[Input for this task]

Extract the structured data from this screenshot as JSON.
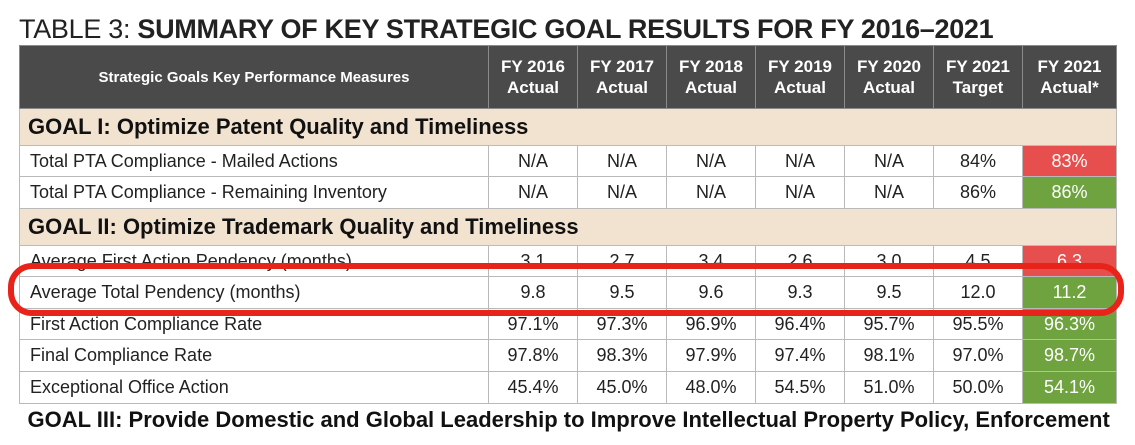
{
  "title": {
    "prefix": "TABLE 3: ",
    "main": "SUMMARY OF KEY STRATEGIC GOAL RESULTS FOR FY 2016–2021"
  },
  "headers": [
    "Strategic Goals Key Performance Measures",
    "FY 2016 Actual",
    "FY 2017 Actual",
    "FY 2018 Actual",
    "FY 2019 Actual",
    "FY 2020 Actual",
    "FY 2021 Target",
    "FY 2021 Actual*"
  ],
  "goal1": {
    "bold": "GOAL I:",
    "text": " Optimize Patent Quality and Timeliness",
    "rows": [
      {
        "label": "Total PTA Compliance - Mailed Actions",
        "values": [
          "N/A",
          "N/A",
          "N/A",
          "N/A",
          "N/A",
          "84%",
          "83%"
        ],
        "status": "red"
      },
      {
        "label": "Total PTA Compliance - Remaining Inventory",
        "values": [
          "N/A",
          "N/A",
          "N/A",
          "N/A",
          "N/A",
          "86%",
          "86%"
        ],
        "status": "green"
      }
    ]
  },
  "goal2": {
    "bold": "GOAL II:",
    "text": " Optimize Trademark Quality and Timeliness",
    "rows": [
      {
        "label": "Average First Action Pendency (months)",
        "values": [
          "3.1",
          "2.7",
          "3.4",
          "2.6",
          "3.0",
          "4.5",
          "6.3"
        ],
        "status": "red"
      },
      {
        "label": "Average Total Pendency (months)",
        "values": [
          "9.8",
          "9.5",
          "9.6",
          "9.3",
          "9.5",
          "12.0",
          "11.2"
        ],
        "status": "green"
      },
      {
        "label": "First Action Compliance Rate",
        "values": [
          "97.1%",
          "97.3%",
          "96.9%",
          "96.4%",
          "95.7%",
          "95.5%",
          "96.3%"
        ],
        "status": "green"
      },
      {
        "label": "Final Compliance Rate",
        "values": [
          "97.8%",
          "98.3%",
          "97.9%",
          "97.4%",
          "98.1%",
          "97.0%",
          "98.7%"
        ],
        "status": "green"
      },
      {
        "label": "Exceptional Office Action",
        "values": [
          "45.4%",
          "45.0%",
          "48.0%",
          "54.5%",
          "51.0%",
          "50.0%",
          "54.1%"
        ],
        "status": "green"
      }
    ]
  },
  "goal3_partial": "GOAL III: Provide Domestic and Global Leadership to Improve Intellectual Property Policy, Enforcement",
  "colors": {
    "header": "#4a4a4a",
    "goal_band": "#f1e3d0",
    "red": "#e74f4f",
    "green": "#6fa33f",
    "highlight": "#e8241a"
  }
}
---
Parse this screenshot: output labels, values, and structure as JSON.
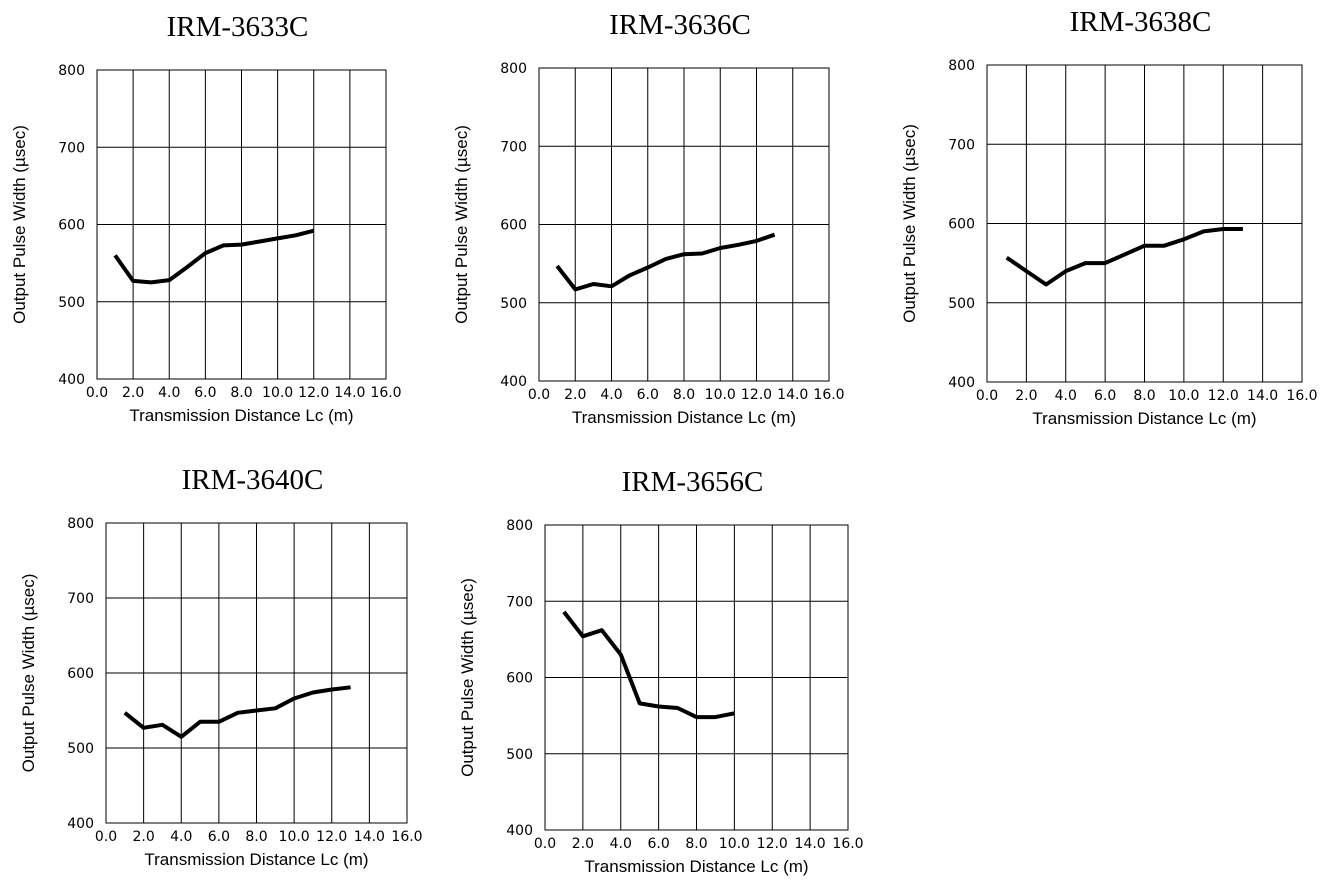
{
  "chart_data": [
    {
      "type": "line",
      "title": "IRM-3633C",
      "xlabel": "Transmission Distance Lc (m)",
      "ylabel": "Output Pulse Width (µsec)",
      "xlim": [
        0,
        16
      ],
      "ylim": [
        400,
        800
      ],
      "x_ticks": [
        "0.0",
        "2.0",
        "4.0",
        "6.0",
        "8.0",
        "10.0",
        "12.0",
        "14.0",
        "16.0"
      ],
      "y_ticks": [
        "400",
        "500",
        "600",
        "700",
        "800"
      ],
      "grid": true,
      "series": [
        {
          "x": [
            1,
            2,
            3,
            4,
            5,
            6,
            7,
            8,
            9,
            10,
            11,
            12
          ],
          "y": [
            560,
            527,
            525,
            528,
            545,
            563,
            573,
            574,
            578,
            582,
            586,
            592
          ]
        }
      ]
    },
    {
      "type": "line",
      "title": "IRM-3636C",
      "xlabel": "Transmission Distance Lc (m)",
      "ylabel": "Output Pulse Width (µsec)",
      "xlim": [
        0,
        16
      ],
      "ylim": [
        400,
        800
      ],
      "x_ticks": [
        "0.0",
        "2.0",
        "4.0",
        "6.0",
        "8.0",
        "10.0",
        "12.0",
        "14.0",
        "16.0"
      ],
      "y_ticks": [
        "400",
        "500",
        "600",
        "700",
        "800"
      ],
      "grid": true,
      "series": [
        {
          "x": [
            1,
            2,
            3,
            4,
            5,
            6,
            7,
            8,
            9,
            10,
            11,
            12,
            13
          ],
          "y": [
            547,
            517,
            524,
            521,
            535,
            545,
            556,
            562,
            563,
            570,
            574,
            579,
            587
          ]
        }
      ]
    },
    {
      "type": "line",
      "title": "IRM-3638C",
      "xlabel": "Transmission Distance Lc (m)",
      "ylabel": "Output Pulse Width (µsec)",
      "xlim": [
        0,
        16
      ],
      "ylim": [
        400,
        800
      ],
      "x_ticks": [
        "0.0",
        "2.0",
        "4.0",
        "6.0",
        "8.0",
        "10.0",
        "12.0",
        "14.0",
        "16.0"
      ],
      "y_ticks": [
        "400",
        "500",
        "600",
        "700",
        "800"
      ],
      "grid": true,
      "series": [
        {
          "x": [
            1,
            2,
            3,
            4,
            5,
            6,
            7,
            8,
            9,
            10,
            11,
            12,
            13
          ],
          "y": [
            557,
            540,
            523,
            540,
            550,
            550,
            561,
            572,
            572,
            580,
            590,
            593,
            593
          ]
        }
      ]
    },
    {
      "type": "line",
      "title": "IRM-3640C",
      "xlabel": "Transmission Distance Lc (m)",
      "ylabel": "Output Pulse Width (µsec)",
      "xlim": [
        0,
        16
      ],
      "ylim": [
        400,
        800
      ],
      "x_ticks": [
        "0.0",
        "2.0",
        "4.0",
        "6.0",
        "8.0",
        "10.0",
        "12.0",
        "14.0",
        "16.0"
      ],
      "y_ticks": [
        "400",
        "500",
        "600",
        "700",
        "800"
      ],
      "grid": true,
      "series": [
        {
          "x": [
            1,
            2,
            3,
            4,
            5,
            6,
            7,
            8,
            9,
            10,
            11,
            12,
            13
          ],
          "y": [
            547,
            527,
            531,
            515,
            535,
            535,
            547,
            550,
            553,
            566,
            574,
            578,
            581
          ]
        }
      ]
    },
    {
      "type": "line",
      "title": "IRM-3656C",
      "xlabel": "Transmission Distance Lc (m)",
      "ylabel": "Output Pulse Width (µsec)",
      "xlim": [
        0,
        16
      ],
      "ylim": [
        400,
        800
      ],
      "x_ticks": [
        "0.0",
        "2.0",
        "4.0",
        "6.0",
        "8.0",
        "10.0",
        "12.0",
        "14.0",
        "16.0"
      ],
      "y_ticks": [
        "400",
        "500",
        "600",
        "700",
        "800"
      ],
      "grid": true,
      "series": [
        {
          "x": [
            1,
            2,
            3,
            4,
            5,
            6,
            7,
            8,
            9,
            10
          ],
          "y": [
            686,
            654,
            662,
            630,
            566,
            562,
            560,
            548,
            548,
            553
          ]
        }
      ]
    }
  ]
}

[Stated problem] Go through the material above and count the lines that contain "Quality"; answer with the number alone.

[Exercise response] 2